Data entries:
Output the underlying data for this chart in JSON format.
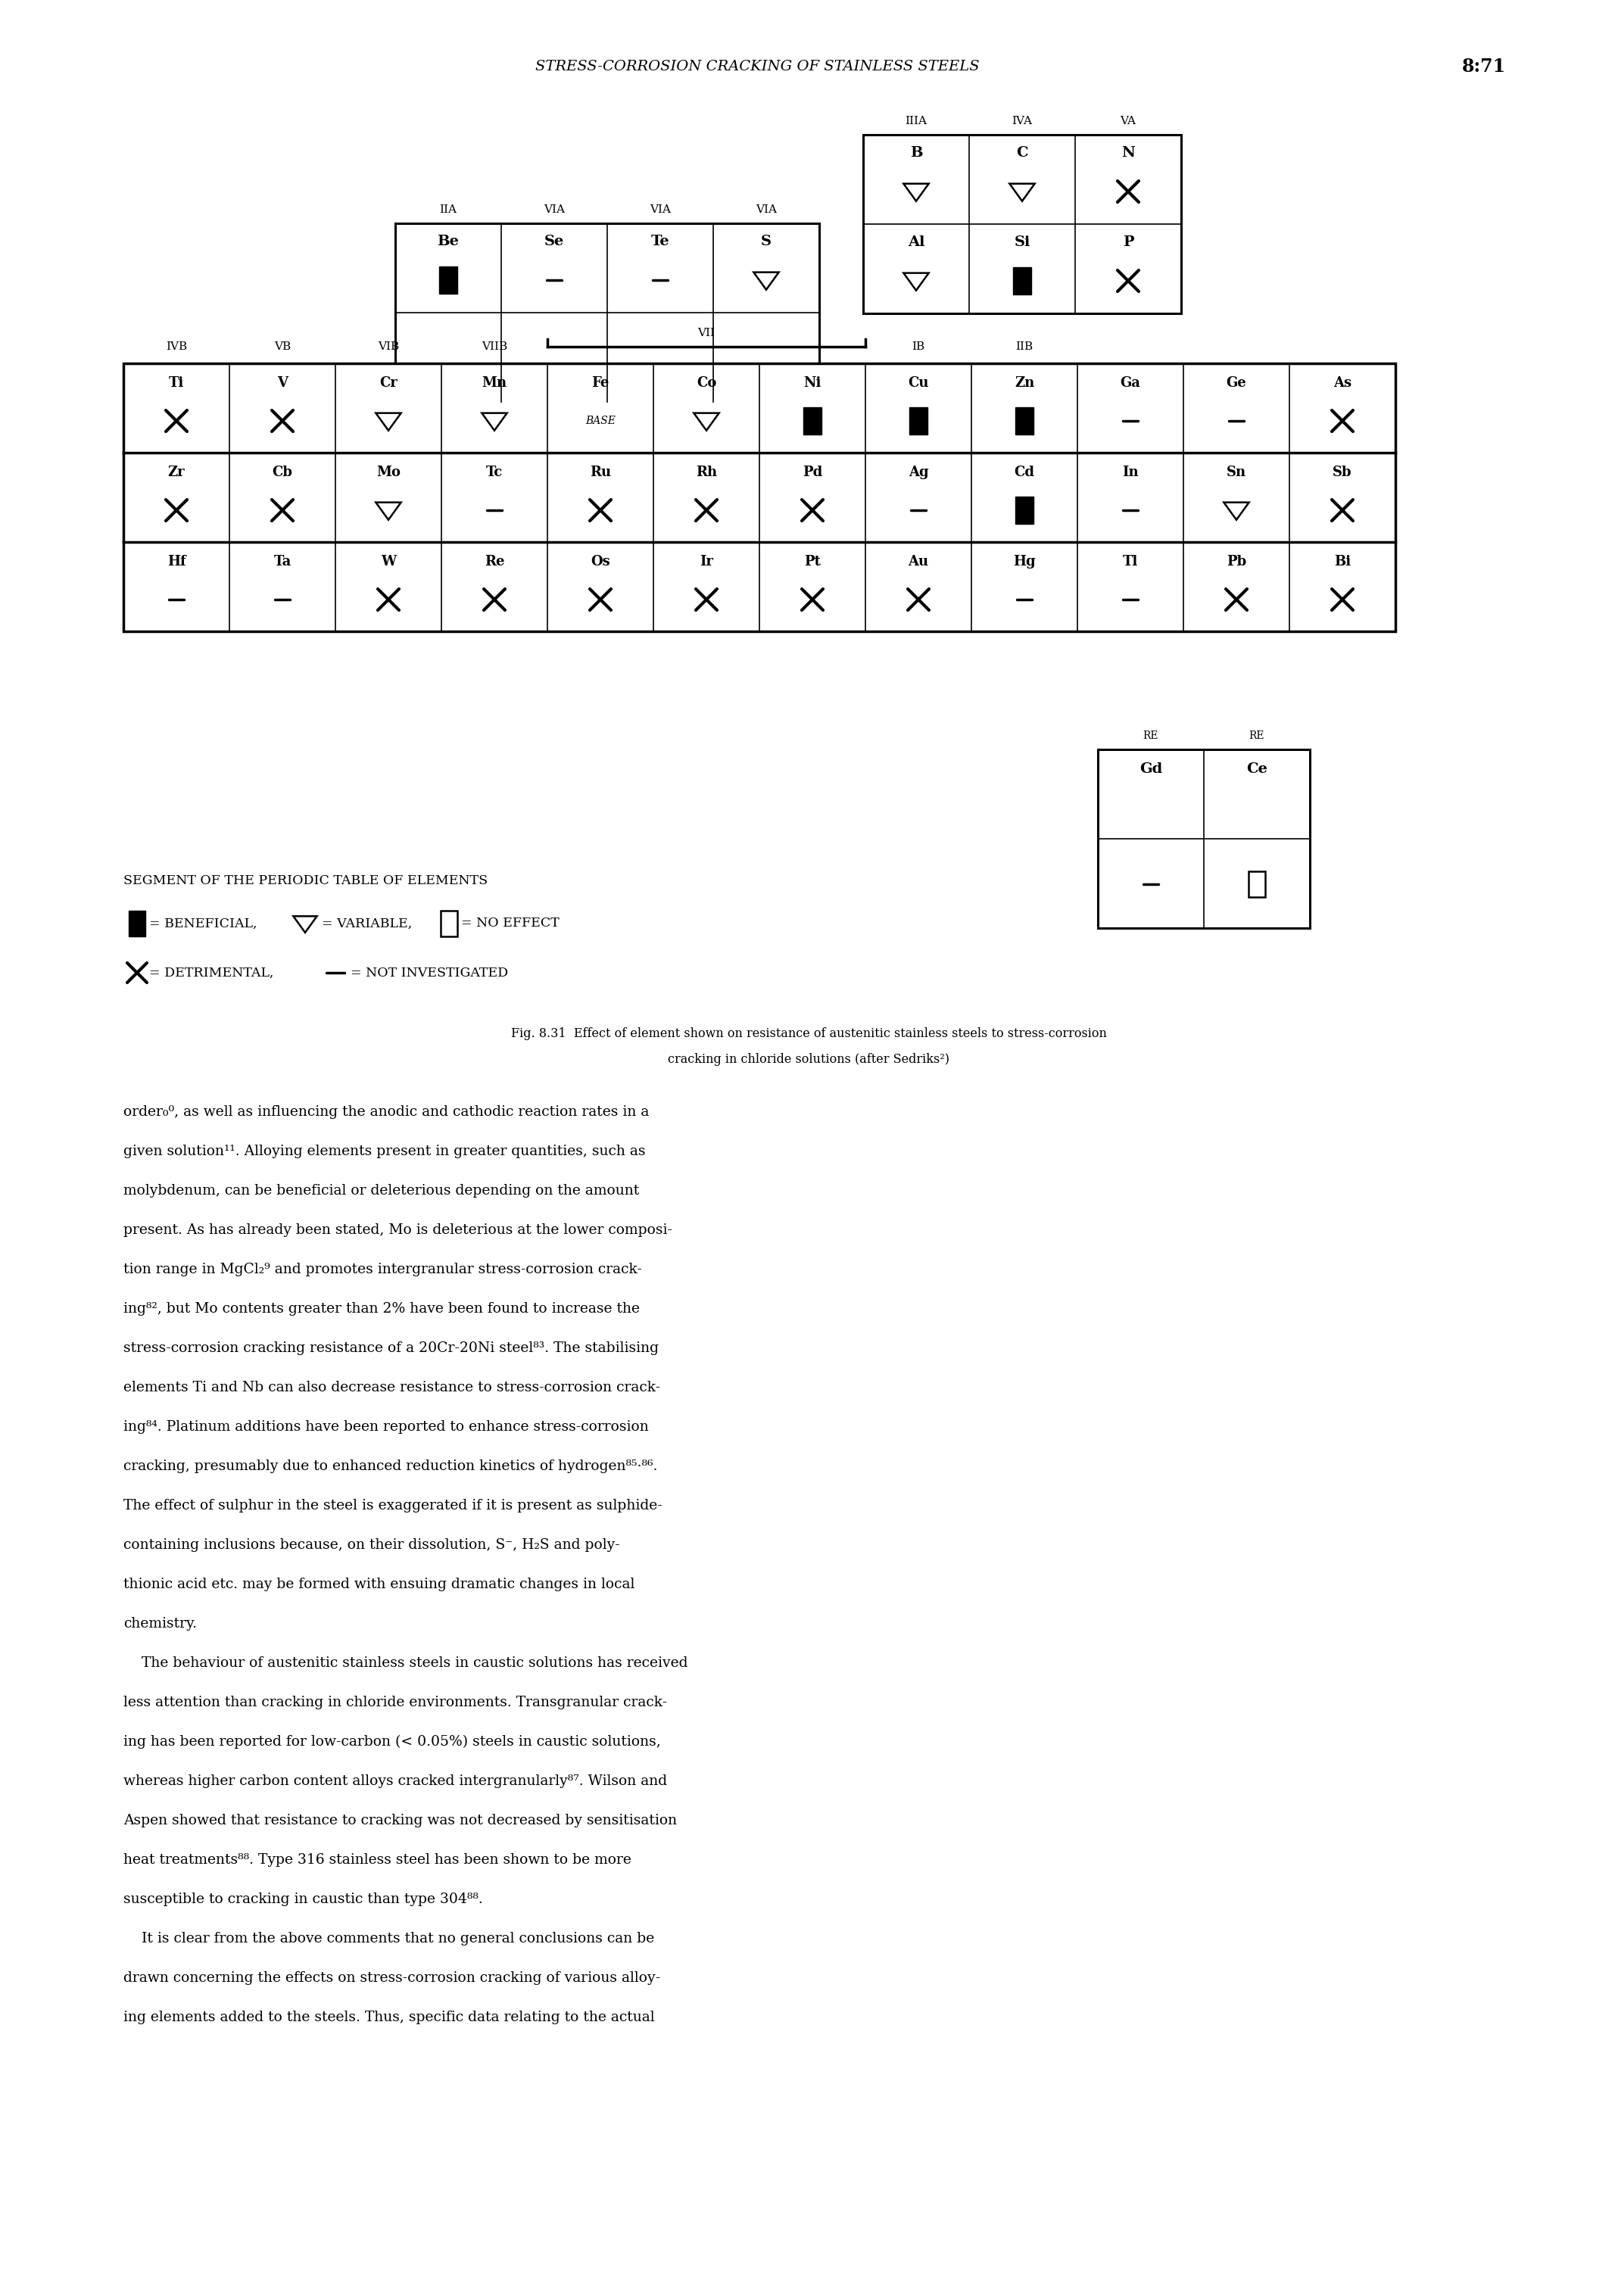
{
  "page_header": "STRESS-CORROSION CRACKING OF STAINLESS STEELS",
  "page_number": "8:71",
  "fig_caption_line1": "Fig. 8.31  Effect of element shown on resistance of austenitic stainless steels to stress-corrosion",
  "fig_caption_line2": "cracking in chloride solutions (after Sedriks²)",
  "segment_label": "SEGMENT OF THE PERIODIC TABLE OF ELEMENTS",
  "body_lines": [
    "order₀⁰, as well as influencing the anodic and cathodic reaction rates in a",
    "given solution₁¹. Alloying elements present in greater quantities, such as",
    "molybdenum, can be beneficial or deleterious depending on the amount",
    "present. As has already been stated, Mo is deleterious at the lower composi-",
    "tion range in MgCl₂⁹ and promotes intergranular stress-corrosion crack-",
    "ing₂², but Mo contents greater than 2% have been found to increase the",
    "stress-corrosion cracking resistance of a 20Cr-20Ni steel₃³. The stabilising",
    "elements Ti and Nb can also decrease resistance to stress-corrosion crack-",
    "ing₄⁴. Platinum additions have been reported to enhance stress-corrosion",
    "cracking, presumably due to enhanced reduction kinetics of hydrogen₅¹¸₆.",
    "The effect of sulphur in the steel is exaggerated if it is present as sulphide-",
    "containing inclusions because, on their dissolution, S⁻, H₂S and poly-",
    "thionic acid etc. may be formed with ensuing dramatic changes in local",
    "chemistry.",
    "    The behaviour of austenitic stainless steels in caustic solutions has received",
    "less attention than cracking in chloride environments. Transgranular crack-",
    "ing has been reported for low-carbon (< 0.05%) steels in caustic solutions,",
    "whereas higher carbon content alloys cracked intergranularly₇¹. Wilson and",
    "Aspen showed that resistance to cracking was not decreased by sensitisation",
    "heat treatments₇⁸. Type 316 stainless steel has been shown to be more",
    "susceptible to cracking in caustic than type 304₇⁸.",
    "    It is clear from the above comments that no general conclusions can be",
    "drawn concerning the effects on stress-corrosion cracking of various alloy-",
    "ing elements added to the steels. Thus, specific data relating to the actual"
  ]
}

▸ AIM
Retype the whole listing, keeping every line identical and omitting all pictures.

▸ TASK RESULT
Output the underlying data for this chart in JSON format.
{
  "page_header": "STRESS-CORROSION CRACKING OF STAINLESS STEELS",
  "page_number": "8:71",
  "fig_caption_line1": "Fig. 8.31  Effect of element shown on resistance of austenitic stainless steels to stress-corrosion",
  "fig_caption_line2": "cracking in chloride solutions (after Sedriks²)",
  "segment_label": "SEGMENT OF THE PERIODIC TABLE OF ELEMENTS",
  "body_lines": [
    "order₀⁰, as well as influencing the anodic and cathodic reaction rates in a",
    "given solution₁¹. Alloying elements present in greater quantities, such as",
    "molybdenum, can be beneficial or deleterious depending on the amount",
    "present. As has already been stated, Mo is deleterious at the lower composi-",
    "tion range in MgCl₂⁹ and promotes intergranular stress-corrosion crack-",
    "ing₂², but Mo contents greater than 2% have been found to increase the",
    "stress-corrosion cracking resistance of a 20Cr-20Ni steel₃³. The stabilising",
    "elements Ti and Nb can also decrease resistance to stress-corrosion crack-",
    "ing₄⁴. Platinum additions have been reported to enhance stress-corrosion",
    "cracking, presumably due to enhanced reduction kinetics of hydrogen₅¹¸₆.",
    "The effect of sulphur in the steel is exaggerated if it is present as sulphide-",
    "containing inclusions because, on their dissolution, S⁻, H₂S and poly-",
    "thionic acid etc. may be formed with ensuing dramatic changes in local",
    "chemistry.",
    "    The behaviour of austenitic stainless steels in caustic solutions has received",
    "less attention than cracking in chloride environments. Transgranular crack-",
    "ing has been reported for low-carbon (< 0.05%) steels in caustic solutions,",
    "whereas higher carbon content alloys cracked intergranularly₇¹. Wilson and",
    "Aspen showed that resistance to cracking was not decreased by sensitisation",
    "heat treatments₇⁸. Type 316 stainless steel has been shown to be more",
    "susceptible to cracking in caustic than type 304₇⁸.",
    "    It is clear from the above comments that no general conclusions can be",
    "drawn concerning the effects on stress-corrosion cracking of various alloy-",
    "ing elements added to the steels. Thus, specific data relating to the actual"
  ]
}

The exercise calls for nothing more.